## Provided records

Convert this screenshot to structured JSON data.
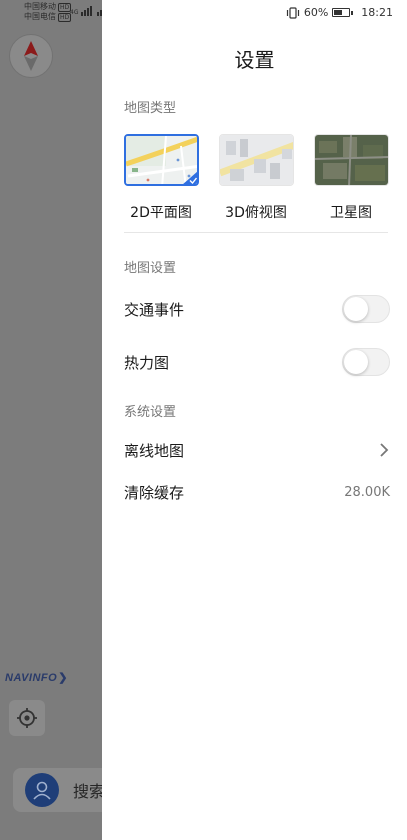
{
  "status": {
    "carrier1": "中国移动",
    "carrier2": "中国电信",
    "hd_badge": "HD",
    "net_tag": "4G",
    "battery_pct": "60%",
    "battery_level": 0.6,
    "time": "18:21"
  },
  "background": {
    "brand": "NAVINFO",
    "search_placeholder": "搜索"
  },
  "settings": {
    "title": "设置",
    "map_type_section": "地图类型",
    "map_types": [
      {
        "label": "2D平面图",
        "selected": true
      },
      {
        "label": "3D俯视图",
        "selected": false
      },
      {
        "label": "卫星图",
        "selected": false
      }
    ],
    "map_settings_section": "地图设置",
    "traffic_events_label": "交通事件",
    "traffic_events_on": false,
    "heatmap_label": "热力图",
    "heatmap_on": false,
    "system_section": "系统设置",
    "offline_map_label": "离线地图",
    "clear_cache_label": "清除缓存",
    "cache_size": "28.00K"
  },
  "colors": {
    "accent": "#2f6fe0",
    "overlay": "#7c7c7c",
    "panel": "#ffffff"
  },
  "icons": [
    "compass-icon",
    "locate-icon",
    "avatar-icon",
    "wifi-icon",
    "vibrate-icon",
    "battery-icon",
    "chevron-right-icon",
    "check-icon"
  ]
}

## Task requirements
Copy out the lines that hold "false".

## Task solution
        "selected": false
        "selected": false
    "traffic_events_on": false,
    "heatmap_on": false,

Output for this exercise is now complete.